*Aim*
How many lines of these entries hold the string "lmax"? Reply with the number alone.

*Task data*
__________

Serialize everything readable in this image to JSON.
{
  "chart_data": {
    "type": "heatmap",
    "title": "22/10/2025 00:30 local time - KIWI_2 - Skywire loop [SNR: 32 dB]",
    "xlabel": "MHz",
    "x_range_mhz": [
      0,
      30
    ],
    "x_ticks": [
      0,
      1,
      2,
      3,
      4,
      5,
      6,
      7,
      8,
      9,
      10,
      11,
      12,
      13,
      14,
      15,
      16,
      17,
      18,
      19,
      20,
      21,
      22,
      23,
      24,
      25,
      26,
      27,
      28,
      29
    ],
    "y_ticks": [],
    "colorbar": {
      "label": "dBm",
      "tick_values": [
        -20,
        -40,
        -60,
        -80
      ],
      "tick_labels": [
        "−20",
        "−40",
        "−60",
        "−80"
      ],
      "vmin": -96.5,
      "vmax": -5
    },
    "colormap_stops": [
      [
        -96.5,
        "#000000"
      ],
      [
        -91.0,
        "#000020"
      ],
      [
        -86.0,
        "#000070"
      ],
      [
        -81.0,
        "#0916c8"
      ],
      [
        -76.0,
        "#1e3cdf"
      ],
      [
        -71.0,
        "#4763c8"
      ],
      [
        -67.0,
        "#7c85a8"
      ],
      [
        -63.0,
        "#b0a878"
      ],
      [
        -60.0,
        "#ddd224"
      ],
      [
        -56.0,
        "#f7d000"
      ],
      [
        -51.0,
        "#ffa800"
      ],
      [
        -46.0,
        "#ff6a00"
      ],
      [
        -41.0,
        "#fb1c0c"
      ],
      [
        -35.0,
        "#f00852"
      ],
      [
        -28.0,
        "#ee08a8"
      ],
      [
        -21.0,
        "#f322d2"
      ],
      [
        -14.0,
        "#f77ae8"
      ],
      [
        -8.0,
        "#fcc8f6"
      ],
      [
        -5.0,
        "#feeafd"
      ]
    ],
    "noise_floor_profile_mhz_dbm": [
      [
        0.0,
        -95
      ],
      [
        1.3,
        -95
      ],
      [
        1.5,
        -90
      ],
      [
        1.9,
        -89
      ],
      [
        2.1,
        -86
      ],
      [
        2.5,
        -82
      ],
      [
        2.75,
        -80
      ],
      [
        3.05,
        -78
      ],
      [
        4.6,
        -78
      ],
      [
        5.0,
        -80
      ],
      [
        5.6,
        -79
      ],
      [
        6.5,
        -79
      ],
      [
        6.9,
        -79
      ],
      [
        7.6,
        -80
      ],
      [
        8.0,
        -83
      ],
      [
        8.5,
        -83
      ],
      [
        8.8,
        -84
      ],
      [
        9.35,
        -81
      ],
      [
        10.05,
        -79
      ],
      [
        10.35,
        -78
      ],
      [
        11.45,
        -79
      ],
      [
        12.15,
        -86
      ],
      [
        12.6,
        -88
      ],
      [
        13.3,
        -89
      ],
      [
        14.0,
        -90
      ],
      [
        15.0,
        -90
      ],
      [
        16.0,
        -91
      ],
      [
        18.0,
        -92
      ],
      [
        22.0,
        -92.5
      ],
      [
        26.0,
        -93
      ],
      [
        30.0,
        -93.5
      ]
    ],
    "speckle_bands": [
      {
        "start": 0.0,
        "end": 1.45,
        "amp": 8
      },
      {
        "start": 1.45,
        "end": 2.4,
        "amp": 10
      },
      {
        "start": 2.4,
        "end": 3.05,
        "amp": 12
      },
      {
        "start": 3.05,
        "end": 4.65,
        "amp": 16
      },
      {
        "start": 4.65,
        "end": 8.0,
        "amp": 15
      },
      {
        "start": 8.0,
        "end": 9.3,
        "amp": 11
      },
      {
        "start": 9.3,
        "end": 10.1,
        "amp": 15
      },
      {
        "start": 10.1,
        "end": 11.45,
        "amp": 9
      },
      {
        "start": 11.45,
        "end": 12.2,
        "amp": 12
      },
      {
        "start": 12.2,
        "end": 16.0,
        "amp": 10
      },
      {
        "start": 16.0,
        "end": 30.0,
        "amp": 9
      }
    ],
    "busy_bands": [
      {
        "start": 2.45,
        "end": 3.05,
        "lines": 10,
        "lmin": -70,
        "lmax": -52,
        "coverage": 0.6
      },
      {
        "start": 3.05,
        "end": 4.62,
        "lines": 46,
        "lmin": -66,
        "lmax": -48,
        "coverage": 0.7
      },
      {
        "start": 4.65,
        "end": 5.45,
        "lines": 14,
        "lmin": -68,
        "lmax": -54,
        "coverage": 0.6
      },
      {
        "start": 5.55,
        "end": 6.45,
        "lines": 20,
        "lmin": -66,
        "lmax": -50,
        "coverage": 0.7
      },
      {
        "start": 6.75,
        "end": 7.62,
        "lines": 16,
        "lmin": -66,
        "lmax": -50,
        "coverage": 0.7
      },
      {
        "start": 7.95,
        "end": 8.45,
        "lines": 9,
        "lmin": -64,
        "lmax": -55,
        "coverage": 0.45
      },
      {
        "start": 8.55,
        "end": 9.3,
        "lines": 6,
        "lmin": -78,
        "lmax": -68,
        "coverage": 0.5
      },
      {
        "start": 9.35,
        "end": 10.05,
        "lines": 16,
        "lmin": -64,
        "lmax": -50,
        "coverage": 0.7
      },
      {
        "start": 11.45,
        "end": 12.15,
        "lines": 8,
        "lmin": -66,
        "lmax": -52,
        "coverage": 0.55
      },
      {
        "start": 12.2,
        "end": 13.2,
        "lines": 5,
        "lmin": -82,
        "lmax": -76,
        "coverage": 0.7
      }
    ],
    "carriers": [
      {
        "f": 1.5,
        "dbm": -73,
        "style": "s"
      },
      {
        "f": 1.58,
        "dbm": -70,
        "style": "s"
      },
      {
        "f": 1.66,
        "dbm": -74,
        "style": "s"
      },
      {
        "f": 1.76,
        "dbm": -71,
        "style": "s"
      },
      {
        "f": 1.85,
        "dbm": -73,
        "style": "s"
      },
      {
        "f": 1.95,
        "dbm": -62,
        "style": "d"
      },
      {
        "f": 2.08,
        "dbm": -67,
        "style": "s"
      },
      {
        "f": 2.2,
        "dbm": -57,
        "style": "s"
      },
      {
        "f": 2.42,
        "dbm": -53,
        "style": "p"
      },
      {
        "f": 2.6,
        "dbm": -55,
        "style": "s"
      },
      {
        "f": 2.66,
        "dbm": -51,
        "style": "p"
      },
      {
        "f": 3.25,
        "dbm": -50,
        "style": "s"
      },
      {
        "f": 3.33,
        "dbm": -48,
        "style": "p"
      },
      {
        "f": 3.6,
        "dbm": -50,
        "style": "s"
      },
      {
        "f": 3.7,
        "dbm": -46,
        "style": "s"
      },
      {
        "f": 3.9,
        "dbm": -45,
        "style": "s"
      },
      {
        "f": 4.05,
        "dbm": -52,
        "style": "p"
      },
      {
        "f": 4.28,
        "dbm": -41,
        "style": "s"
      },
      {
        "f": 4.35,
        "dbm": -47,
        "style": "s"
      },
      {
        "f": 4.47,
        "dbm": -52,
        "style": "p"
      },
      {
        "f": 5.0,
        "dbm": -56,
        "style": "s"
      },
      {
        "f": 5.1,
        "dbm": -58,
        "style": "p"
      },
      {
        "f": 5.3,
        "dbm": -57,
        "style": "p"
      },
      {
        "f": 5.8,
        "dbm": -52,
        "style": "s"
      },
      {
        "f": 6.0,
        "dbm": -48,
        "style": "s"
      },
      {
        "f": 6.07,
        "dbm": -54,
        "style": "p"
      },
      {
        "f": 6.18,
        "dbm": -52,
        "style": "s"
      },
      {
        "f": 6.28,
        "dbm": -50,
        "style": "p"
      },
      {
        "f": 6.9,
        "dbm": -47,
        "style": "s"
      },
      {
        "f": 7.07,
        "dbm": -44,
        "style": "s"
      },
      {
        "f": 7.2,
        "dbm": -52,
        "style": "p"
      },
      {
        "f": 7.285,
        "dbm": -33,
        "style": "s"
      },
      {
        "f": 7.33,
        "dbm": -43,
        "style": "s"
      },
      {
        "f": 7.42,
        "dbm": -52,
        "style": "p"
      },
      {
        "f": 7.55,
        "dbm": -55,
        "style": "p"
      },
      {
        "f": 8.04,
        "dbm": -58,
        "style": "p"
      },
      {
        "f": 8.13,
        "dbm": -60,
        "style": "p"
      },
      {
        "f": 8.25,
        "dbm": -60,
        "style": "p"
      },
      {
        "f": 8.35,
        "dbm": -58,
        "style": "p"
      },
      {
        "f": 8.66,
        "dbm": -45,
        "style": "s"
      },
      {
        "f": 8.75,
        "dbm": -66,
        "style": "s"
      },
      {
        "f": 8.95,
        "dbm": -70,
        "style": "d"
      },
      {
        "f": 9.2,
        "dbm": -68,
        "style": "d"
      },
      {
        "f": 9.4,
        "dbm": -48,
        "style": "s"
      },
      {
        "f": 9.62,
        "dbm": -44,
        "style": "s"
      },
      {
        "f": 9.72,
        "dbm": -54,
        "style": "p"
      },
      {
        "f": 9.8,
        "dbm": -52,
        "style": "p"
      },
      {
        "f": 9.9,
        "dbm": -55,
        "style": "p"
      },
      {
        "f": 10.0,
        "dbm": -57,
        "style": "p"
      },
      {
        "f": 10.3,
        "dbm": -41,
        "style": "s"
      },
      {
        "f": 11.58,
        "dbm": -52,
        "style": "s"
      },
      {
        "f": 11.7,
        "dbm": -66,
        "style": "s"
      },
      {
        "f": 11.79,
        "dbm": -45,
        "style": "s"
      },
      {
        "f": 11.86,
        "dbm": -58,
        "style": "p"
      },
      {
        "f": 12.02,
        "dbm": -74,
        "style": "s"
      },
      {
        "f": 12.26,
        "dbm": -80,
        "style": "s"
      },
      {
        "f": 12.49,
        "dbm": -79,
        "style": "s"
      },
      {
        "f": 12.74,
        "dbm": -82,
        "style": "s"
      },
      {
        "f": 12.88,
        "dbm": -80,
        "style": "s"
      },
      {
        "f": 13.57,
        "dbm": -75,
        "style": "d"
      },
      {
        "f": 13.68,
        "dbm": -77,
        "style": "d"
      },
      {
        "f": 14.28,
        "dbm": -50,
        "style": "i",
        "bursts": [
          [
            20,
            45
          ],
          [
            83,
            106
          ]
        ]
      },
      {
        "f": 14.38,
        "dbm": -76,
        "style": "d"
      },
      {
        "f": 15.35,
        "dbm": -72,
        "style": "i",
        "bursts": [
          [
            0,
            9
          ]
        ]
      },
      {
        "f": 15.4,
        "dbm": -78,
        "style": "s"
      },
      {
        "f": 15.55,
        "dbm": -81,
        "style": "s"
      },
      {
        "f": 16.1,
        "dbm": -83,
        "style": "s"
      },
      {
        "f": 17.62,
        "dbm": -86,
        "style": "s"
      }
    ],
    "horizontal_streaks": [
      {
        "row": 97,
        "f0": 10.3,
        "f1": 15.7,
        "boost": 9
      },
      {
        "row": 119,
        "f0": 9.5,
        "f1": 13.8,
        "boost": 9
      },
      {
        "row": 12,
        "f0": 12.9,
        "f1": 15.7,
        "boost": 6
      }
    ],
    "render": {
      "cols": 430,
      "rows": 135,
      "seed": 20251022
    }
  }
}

__________

*Task solution*
10